**Required work**
Switch "soil temperature" to "ground temperature" in the lines from the one containing "x-tick-label: 28 — [138, 372, 154, 388]" through the one containing "Localize each UI", and write out only those lines with nothing else changed.

>> Begin Listed records

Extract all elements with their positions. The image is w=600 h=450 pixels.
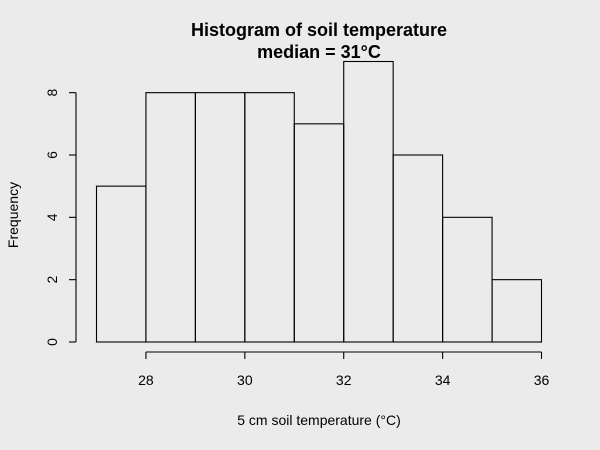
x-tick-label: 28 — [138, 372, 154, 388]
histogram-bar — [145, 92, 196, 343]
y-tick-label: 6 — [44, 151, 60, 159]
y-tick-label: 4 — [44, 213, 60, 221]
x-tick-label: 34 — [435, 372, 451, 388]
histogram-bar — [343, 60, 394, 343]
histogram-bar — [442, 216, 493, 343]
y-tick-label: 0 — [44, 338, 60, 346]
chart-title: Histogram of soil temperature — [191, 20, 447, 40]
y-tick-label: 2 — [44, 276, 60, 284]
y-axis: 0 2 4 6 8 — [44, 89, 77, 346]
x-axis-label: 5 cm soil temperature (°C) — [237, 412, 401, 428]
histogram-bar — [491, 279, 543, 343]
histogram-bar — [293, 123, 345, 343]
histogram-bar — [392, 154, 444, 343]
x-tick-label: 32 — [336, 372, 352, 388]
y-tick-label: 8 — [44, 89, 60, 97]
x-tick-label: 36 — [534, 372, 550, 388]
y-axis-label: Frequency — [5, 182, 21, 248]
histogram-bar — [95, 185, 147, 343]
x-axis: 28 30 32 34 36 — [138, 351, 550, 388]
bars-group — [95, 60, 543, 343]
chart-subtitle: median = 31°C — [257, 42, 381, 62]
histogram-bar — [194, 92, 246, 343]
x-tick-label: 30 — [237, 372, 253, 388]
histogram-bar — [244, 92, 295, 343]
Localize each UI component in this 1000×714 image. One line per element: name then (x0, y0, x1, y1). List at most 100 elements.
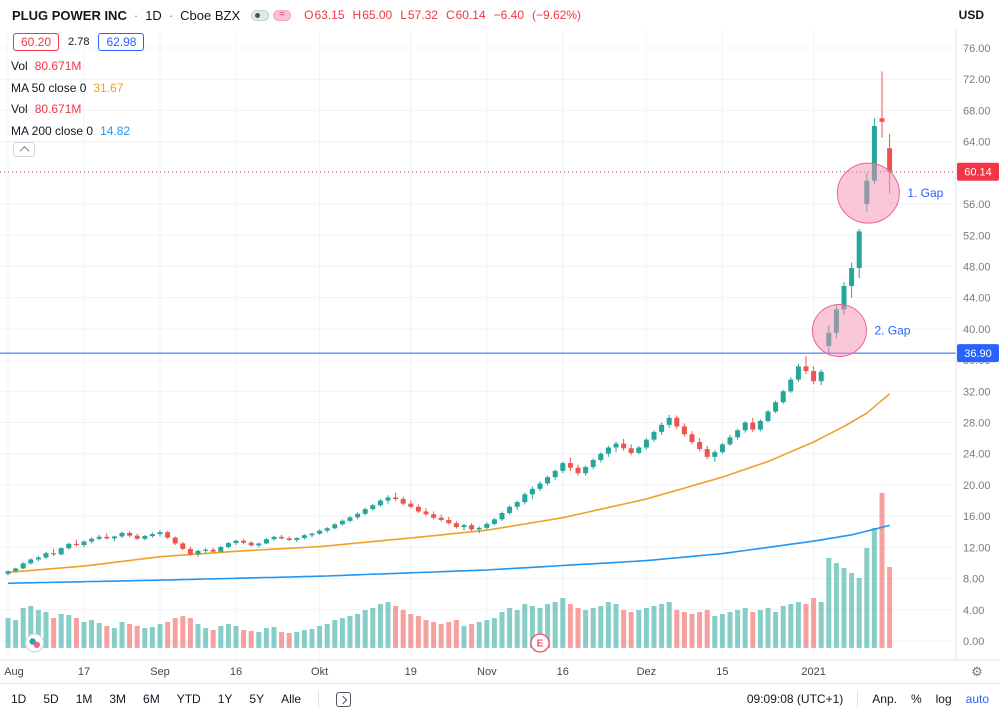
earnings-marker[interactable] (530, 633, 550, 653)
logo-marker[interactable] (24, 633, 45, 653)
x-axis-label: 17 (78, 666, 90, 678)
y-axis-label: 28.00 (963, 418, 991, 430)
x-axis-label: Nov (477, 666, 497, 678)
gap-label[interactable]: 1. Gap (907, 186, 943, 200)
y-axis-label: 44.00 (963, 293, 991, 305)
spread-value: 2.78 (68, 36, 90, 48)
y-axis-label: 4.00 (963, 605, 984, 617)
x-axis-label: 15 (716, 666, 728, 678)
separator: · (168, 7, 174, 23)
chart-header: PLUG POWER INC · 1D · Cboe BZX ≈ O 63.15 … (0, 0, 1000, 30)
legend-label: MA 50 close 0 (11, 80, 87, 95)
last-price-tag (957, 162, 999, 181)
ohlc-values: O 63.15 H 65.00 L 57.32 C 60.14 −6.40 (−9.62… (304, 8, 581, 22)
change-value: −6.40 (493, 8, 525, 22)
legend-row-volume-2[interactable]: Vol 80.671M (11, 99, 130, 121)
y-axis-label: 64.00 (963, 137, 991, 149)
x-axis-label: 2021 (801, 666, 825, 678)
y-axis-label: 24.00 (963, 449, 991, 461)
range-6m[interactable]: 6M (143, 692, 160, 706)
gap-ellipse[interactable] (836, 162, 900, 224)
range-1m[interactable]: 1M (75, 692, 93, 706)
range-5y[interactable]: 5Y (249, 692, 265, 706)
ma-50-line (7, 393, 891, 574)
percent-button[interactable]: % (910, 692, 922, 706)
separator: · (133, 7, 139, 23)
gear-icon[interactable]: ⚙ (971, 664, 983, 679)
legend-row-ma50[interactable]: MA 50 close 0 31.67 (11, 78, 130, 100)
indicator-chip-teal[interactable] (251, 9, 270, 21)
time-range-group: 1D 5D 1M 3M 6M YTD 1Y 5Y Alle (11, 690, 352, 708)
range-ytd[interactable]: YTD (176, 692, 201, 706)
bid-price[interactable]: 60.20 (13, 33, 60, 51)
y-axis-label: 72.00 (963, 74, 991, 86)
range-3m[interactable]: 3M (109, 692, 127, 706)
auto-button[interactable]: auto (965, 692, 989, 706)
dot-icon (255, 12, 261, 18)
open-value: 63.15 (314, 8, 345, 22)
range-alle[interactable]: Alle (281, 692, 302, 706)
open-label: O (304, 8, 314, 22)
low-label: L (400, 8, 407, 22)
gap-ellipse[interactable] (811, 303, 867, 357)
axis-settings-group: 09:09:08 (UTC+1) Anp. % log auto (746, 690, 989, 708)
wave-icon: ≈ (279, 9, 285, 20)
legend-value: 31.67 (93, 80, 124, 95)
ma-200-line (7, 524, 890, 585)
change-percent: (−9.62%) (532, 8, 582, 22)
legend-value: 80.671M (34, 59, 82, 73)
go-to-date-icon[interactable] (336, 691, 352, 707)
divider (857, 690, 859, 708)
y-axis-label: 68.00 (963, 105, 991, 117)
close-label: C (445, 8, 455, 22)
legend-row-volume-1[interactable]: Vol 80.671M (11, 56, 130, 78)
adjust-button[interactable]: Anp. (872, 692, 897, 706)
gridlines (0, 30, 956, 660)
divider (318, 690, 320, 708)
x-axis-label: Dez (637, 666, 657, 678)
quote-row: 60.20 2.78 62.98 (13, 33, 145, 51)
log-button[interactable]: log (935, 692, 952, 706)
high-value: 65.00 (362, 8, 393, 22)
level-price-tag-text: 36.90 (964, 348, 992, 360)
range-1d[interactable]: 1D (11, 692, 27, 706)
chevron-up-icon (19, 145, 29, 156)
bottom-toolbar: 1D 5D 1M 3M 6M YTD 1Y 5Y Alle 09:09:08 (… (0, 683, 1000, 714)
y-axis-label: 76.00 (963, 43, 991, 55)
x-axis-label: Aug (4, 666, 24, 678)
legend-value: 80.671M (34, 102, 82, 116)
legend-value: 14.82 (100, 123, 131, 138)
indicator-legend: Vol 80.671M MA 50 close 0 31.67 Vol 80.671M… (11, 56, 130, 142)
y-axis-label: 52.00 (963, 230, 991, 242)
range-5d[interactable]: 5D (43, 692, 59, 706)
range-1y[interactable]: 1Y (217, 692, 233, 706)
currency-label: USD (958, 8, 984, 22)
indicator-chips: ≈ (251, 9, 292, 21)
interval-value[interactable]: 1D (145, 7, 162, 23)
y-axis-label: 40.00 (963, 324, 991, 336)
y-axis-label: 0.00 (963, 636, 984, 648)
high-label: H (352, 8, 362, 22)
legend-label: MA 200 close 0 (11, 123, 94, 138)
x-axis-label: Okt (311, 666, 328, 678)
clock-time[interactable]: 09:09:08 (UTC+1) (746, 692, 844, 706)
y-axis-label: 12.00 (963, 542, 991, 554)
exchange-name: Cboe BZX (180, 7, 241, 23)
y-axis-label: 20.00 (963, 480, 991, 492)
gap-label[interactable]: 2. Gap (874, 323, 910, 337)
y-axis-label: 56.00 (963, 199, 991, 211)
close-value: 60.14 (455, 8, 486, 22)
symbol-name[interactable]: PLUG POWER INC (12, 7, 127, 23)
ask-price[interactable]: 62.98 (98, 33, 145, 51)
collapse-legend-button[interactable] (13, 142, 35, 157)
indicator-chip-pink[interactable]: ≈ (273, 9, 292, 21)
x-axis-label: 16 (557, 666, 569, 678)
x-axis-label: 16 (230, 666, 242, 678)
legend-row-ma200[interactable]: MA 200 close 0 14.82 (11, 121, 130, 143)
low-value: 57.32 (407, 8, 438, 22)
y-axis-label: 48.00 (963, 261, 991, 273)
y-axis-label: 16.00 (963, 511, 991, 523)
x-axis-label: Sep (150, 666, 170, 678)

>> End Listed records
>> Begin Listed records

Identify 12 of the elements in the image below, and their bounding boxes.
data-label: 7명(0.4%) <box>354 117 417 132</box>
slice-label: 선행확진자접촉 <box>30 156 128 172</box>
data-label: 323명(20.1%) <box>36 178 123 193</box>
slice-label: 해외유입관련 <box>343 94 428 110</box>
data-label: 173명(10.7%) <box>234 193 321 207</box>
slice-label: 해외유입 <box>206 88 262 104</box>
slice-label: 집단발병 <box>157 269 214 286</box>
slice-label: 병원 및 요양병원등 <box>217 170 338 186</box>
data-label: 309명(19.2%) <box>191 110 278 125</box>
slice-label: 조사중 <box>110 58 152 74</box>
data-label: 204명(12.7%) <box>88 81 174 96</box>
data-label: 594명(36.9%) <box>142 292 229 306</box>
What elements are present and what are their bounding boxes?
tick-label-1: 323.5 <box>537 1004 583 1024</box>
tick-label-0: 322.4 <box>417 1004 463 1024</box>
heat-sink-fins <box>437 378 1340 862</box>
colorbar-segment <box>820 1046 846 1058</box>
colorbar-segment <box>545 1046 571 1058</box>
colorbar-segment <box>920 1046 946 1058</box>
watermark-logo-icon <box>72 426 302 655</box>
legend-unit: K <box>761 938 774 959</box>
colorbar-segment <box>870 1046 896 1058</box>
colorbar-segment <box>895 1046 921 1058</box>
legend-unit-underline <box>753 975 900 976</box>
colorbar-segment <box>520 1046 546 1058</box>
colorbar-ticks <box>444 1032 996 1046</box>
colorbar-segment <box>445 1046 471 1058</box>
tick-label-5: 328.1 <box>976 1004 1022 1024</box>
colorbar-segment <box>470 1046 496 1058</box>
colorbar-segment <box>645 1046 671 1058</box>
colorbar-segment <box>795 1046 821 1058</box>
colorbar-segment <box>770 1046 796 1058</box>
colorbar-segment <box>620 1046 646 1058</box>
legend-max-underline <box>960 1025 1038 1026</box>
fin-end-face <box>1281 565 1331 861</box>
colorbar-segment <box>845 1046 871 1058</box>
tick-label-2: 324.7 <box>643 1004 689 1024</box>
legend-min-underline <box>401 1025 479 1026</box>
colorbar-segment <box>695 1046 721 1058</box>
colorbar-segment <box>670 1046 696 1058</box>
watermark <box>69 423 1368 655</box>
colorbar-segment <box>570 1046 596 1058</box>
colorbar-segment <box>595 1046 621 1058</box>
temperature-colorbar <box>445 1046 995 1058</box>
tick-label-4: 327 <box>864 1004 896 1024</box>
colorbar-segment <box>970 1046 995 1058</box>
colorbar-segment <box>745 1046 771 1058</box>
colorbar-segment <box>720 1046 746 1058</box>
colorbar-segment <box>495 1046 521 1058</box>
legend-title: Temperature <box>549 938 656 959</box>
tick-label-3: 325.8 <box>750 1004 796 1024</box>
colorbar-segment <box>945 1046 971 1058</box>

>> End Listed records

**Result for this exercise**
x-tick-label: 28 — [138, 372, 154, 388]
histogram-bar — [145, 92, 196, 343]
y-tick-label: 6 — [44, 151, 60, 159]
y-tick-label: 4 — [44, 213, 60, 221]
x-tick-label: 34 — [435, 372, 451, 388]
histogram-bar — [343, 60, 394, 343]
histogram-bar — [442, 216, 493, 343]
y-tick-label: 0 — [44, 338, 60, 346]
chart-title: Histogram of ground temperature — [191, 20, 447, 40]
y-tick-label: 2 — [44, 276, 60, 284]
y-axis: 0 2 4 6 8 — [44, 89, 77, 346]
x-axis-label: 5 cm ground temperature (°C) — [237, 412, 401, 428]
histogram-bar — [491, 279, 543, 343]
histogram-bar — [293, 123, 345, 343]
histogram-bar — [392, 154, 444, 343]
x-tick-label: 32 — [336, 372, 352, 388]
y-tick-label: 8 — [44, 89, 60, 97]
x-tick-label: 36 — [534, 372, 550, 388]
y-axis-label: Frequency — [5, 182, 21, 248]
histogram-bar — [95, 185, 147, 343]
x-axis: 28 30 32 34 36 — [138, 351, 550, 388]
bars-group — [95, 60, 543, 343]
chart-subtitle: median = 31°C — [257, 42, 381, 62]
histogram-bar — [194, 92, 246, 343]
x-tick-label: 30 — [237, 372, 253, 388]
histogram-bar — [244, 92, 295, 343]
Localize each UI component in this 1000×714 image. One line per element: name then (x0, y0, x1, y1). List at most 100 elements.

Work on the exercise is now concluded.